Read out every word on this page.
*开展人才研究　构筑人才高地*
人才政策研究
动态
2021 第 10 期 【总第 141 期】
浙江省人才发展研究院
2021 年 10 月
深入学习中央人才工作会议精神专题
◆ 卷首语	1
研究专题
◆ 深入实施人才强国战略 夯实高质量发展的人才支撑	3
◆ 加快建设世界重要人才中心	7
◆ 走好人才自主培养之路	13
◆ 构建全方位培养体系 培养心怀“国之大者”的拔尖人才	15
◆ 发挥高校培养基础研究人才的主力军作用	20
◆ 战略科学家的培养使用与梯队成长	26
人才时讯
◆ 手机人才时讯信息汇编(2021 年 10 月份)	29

==

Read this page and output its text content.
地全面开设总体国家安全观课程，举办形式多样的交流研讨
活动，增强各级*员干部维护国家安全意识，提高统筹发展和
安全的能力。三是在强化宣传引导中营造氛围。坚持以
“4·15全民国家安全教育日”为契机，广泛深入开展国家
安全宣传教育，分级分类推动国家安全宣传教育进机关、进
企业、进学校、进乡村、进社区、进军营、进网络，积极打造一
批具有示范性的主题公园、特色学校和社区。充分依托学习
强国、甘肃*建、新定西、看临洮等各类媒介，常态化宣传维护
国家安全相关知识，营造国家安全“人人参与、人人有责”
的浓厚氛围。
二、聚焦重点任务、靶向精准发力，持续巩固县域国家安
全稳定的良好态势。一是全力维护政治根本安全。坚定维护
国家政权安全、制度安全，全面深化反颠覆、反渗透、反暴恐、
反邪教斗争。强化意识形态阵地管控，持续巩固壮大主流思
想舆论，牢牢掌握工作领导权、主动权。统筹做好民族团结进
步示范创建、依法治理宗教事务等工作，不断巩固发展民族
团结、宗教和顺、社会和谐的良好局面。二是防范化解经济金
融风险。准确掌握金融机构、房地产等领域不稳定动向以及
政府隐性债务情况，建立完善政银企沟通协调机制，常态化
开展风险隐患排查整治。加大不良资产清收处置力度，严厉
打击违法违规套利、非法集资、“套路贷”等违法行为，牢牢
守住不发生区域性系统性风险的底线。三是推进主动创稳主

* [Problem to solve]: Among the lines of the material above, how many include the string "Read"? Report only that number.

* [Exercise response]: 2